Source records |
--*--

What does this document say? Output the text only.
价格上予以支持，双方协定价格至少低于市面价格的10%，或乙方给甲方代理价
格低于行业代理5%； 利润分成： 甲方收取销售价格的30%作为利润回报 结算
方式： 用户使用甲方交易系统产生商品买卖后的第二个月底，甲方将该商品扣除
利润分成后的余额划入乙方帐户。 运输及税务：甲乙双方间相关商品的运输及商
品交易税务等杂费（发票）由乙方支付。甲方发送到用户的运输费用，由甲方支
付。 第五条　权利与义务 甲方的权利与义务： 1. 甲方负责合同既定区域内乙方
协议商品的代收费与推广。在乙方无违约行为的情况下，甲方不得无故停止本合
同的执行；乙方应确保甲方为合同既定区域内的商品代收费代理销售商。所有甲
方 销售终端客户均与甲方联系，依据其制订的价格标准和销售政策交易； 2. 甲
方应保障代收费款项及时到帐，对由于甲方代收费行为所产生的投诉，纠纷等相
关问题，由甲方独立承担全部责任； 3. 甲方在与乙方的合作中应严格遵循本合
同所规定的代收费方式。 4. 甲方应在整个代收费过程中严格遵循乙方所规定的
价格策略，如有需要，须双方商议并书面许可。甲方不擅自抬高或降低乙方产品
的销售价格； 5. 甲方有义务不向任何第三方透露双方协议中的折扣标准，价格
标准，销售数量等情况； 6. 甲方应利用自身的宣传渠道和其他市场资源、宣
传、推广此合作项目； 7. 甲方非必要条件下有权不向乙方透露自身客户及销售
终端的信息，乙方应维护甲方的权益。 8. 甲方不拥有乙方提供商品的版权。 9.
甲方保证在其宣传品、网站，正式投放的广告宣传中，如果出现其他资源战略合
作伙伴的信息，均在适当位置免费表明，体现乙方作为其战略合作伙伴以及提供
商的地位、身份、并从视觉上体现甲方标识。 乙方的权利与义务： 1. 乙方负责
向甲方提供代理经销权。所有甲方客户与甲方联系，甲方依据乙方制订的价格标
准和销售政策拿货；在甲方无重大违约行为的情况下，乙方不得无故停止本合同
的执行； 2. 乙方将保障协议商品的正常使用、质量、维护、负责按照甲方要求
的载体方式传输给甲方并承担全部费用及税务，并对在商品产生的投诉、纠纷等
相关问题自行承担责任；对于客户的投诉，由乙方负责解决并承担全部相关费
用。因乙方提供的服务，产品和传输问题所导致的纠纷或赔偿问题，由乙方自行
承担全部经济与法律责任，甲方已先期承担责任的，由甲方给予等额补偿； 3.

--*--

Description of the task |
Reproduce every line above without error.

Output for this task |
What does this document say? Output the text only.
价格上予以支持，双方协定价格至少低于市面价格的10%，或乙方给甲方代理价
格低于行业代理5%； 利润分成： 甲方收取销售价格的30%作为利润回报 结算
方式： 用户使用甲方交易系统产生商品买卖后的第二个月底，甲方将该商品扣除
利润分成后的余额划入乙方帐户。 运输及税务：甲乙双方间相关商品的运输及商
品交易税务等杂费（发票）由乙方支付。甲方发送到用户的运输费用，由甲方支
付。 第五条　权利与义务 甲方的权利与义务： 1. 甲方负责合同既定区域内乙方
协议商品的代收费与推广。在乙方无违约行为的情况下，甲方不得无故停止本合
同的执行；乙方应确保甲方为合同既定区域内的商品代收费代理销售商。所有甲
方 销售终端客户均与甲方联系，依据其制订的价格标准和销售政策交易； 2. 甲
方应保障代收费款项及时到帐，对由于甲方代收费行为所产生的投诉，纠纷等相
关问题，由甲方独立承担全部责任； 3. 甲方在与乙方的合作中应严格遵循本合
同所规定的代收费方式。 4. 甲方应在整个代收费过程中严格遵循乙方所规定的
价格策略，如有需要，须双方商议并书面许可。甲方不擅自抬高或降低乙方产品
的销售价格； 5. 甲方有义务不向任何第三方透露双方协议中的折扣标准，价格
标准，销售数量等情况； 6. 甲方应利用自身的宣传渠道和其他市场资源、宣
传、推广此合作项目； 7. 甲方非必要条件下有权不向乙方透露自身客户及销售
终端的信息，乙方应维护甲方的权益。 8. 甲方不拥有乙方提供商品的版权。 9.
甲方保证在其宣传品、网站，正式投放的广告宣传中，如果出现其他资源战略合
作伙伴的信息，均在适当位置免费表明，体现乙方作为其战略合作伙伴以及提供
商的地位、身份、并从视觉上体现甲方标识。 乙方的权利与义务： 1. 乙方负责
向甲方提供代理经销权。所有甲方客户与甲方联系，甲方依据乙方制订的价格标
准和销售政策拿货；在甲方无重大违约行为的情况下，乙方不得无故停止本合同
的执行； 2. 乙方将保障协议商品的正常使用、质量、维护、负责按照甲方要求
的载体方式传输给甲方并承担全部费用及税务，并对在商品产生的投诉、纠纷等
相关问题自行承担责任；对于客户的投诉，由乙方负责解决并承担全部相关费
用。因乙方提供的服务，产品和传输问题所导致的纠纷或赔偿问题，由乙方自行
承担全部经济与法律责任，甲方已先期承担责任的，由甲方给予等额补偿； 3.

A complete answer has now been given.